** Exercise directions **
Gather up the lines that contain "suffix".

** Stored data **
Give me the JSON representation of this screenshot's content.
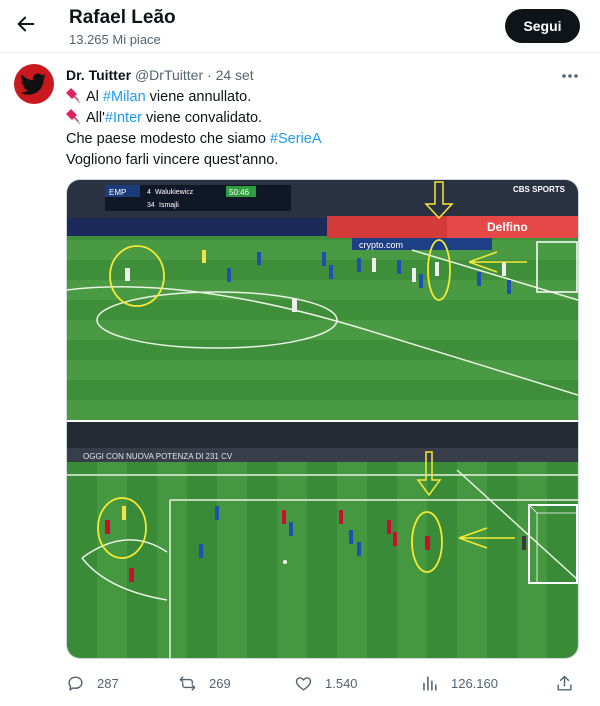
{
  "header": {
    "title": "Rafael Leão",
    "subtitle": "13.265 Mi piace",
    "follow_label": "Segui"
  },
  "tweet": {
    "author_name": "Dr. Tuitter",
    "handle": "@DrTuitter",
    "separator": "·",
    "date": "24 set",
    "lines": [
      {
        "prefix": "Al ",
        "tag": "#Milan",
        "suffix": " viene annullato."
      },
      {
        "prefix": "All'",
        "tag": "#Inter",
        "suffix": " viene convalidato."
      },
      {
        "prefix": "Che paese modesto che siamo ",
        "tag": "#SerieA",
        "suffix": ""
      },
      {
        "prefix": "Vogliono farli vincere quest'anno.",
        "tag": "",
        "suffix": ""
      }
    ]
  },
  "media": {
    "top": {
      "scoreboard_team": "EMP",
      "player1_num": "4",
      "player1": "Walukiewicz",
      "player2_num": "34",
      "player2": "Ismajli",
      "clock": "50:46",
      "broadcaster": "CBS SPORTS",
      "board_text_1": "Delfino",
      "board_text_2": "crypto.com"
    },
    "bottom": {
      "board_text": "OGGI CON NUOVA POTENZA DI 231 CV"
    }
  },
  "actions": {
    "replies": "287",
    "reposts": "269",
    "likes": "1.540",
    "views": "126.160"
  },
  "colors": {
    "accent": "#1d9bf0",
    "follow_bg": "#0f1419",
    "secondary_text": "#536471",
    "avatar_bg": "#c9191e"
  }
}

** Reply **
        "suffix": " viene annullato."
        "suffix": " viene convalidato."
        "suffix": ""
        "suffix": ""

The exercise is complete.